Items from a dataset:
═══
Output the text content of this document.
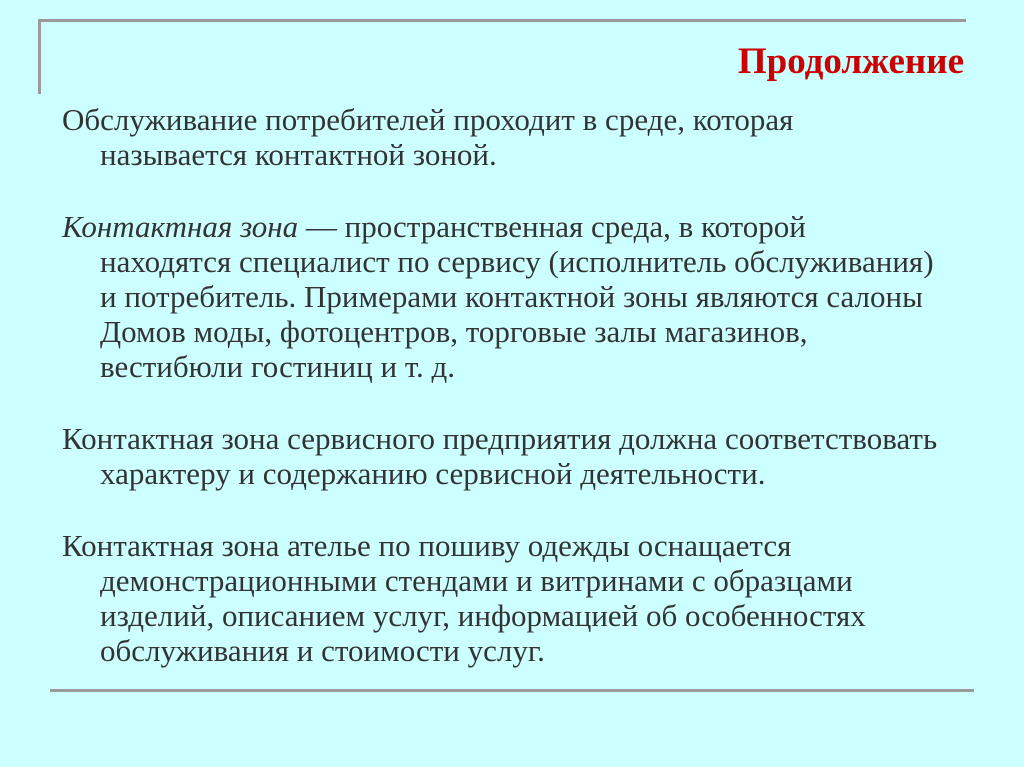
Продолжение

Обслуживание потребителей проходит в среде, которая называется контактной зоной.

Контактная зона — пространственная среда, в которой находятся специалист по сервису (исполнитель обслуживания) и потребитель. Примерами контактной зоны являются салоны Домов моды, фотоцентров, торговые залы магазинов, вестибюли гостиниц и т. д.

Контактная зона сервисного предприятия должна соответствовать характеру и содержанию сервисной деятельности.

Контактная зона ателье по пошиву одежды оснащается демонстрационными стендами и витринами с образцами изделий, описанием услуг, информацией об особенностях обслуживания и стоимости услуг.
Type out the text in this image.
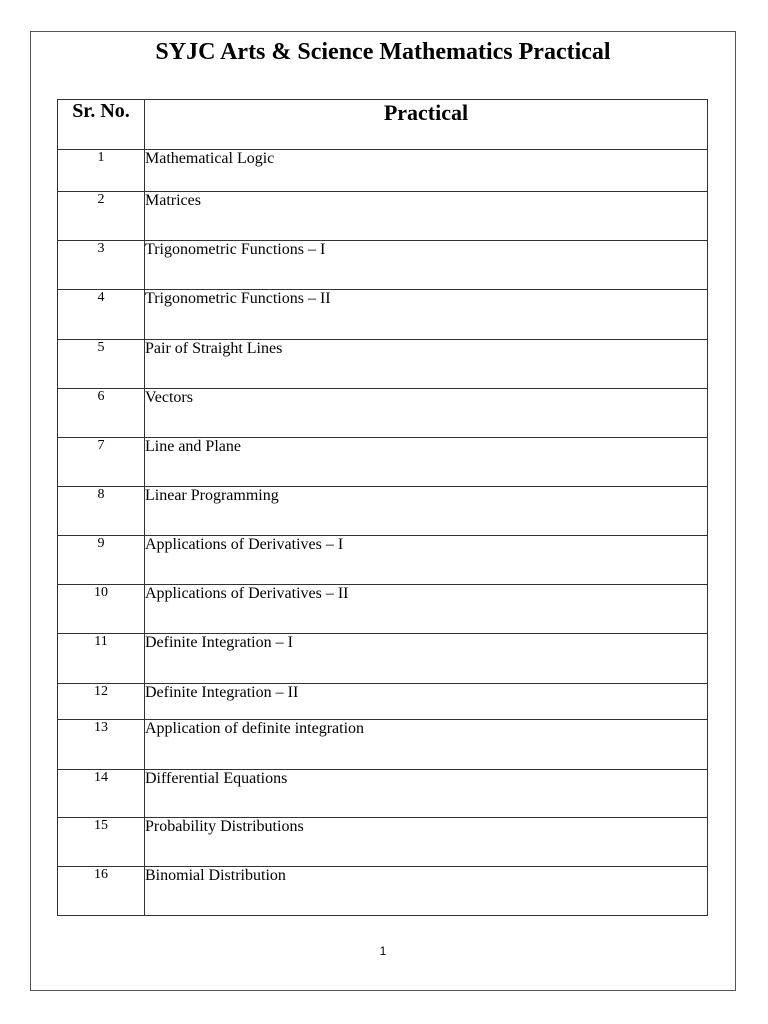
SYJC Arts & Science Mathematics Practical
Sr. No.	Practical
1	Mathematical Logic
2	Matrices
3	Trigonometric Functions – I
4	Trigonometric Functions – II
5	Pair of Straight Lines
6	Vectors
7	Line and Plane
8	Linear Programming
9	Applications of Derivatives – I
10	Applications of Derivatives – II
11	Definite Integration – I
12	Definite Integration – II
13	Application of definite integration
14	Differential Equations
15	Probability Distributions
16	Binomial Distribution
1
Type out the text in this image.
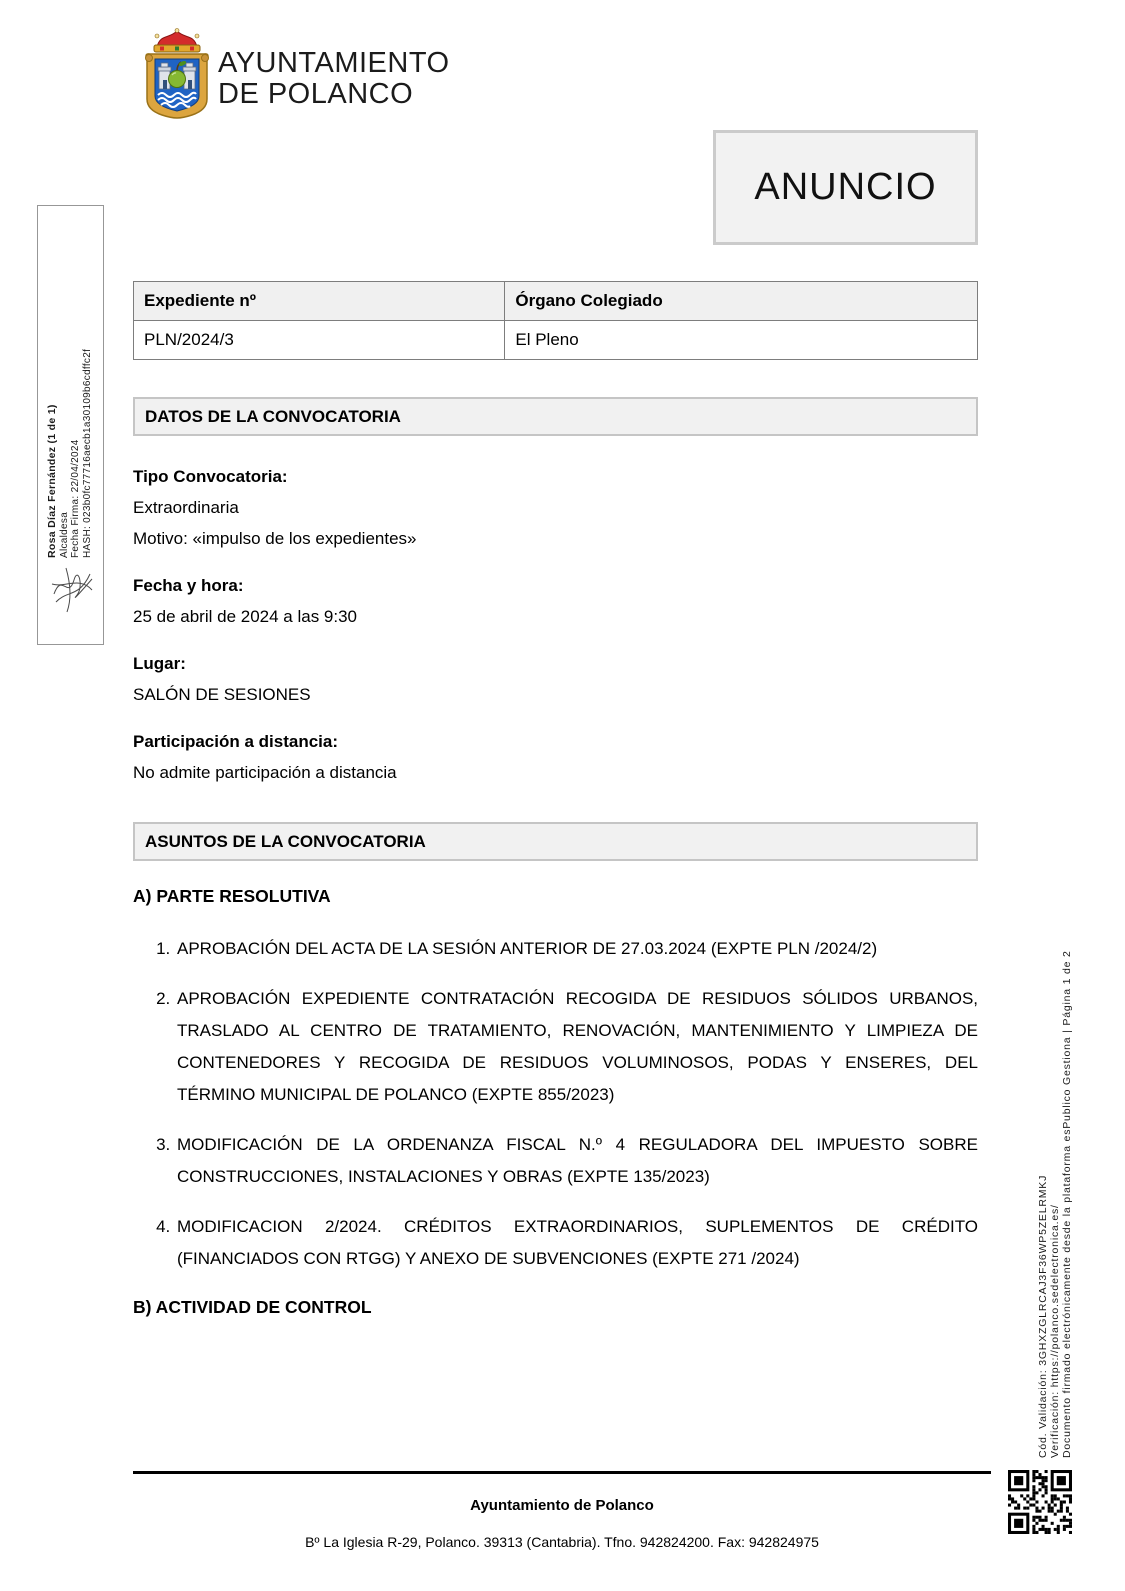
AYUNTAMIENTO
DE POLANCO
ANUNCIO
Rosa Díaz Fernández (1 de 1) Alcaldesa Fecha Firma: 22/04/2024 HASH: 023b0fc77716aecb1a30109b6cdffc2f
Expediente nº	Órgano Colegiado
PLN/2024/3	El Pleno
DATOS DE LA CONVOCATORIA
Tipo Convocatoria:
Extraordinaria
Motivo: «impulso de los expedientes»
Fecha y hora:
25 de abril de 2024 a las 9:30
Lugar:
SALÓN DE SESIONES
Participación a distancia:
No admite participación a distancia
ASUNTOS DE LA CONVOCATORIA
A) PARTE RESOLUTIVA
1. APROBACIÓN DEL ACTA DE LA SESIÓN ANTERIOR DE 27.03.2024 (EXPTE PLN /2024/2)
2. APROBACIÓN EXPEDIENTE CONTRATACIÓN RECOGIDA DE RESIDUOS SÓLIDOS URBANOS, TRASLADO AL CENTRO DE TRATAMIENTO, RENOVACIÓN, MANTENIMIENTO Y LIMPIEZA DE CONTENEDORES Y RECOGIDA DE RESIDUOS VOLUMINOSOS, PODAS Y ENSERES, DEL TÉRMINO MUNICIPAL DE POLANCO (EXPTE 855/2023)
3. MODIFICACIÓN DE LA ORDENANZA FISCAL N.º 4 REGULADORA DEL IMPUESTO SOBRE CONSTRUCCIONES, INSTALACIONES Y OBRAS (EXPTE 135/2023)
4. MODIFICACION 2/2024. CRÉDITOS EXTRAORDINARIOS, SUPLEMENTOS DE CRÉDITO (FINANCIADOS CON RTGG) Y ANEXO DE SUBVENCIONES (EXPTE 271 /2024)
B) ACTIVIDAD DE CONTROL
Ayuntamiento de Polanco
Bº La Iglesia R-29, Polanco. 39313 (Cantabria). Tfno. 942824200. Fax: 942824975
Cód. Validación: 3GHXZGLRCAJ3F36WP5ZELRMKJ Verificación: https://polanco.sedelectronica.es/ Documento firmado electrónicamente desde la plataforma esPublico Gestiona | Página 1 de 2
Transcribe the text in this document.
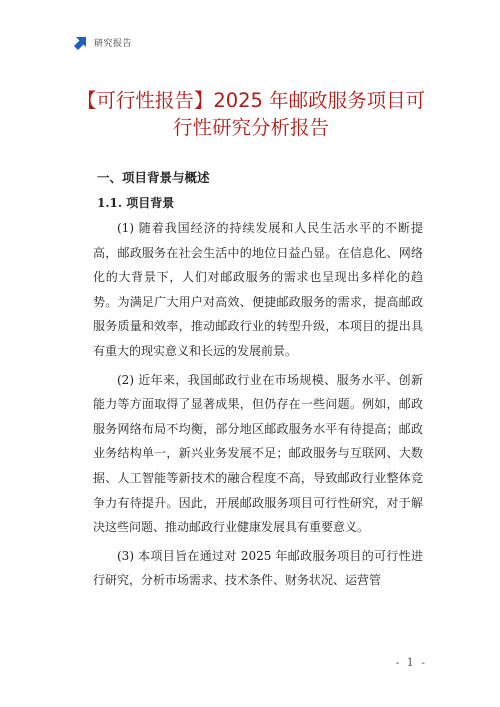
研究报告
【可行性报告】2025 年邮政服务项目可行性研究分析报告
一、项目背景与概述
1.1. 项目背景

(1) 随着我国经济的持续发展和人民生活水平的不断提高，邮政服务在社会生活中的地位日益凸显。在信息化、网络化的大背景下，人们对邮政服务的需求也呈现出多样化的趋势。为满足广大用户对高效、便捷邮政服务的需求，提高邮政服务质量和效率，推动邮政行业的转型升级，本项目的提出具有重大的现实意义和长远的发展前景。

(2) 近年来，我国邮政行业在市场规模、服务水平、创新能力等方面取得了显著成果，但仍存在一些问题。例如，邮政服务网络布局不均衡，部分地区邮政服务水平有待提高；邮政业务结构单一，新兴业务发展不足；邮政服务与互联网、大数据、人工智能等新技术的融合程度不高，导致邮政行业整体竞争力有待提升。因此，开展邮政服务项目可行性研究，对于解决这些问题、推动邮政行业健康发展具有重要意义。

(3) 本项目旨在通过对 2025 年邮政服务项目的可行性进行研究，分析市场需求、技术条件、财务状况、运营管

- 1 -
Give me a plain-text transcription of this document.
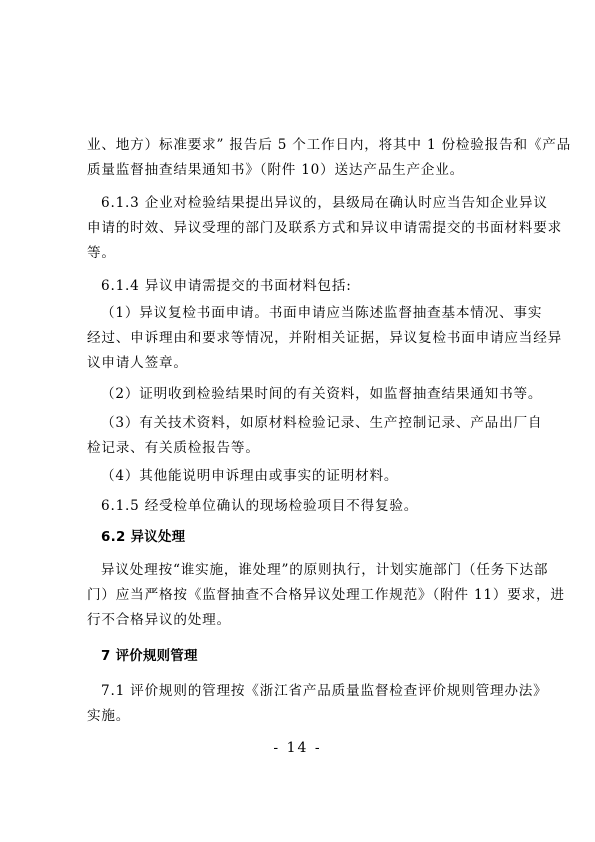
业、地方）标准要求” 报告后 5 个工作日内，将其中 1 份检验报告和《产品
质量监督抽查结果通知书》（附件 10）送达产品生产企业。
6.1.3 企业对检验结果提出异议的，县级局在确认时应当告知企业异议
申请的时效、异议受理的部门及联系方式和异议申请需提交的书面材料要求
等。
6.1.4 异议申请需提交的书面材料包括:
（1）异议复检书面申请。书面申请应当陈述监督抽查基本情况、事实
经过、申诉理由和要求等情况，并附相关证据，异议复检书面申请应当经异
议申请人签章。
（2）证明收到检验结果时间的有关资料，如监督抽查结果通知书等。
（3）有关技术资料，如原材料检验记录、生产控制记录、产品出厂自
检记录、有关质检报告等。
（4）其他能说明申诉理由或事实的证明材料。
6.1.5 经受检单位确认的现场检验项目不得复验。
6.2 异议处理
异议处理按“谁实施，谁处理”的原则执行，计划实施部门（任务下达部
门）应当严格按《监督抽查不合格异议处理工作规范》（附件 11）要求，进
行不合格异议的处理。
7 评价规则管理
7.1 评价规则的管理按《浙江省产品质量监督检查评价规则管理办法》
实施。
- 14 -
═══
**What you are asked to do:** Find and copy every line in the entries above where the string "Functions" occurs.

**Response to this exercise:**
3	Trigonometric Functions – I
4	Trigonometric Functions – II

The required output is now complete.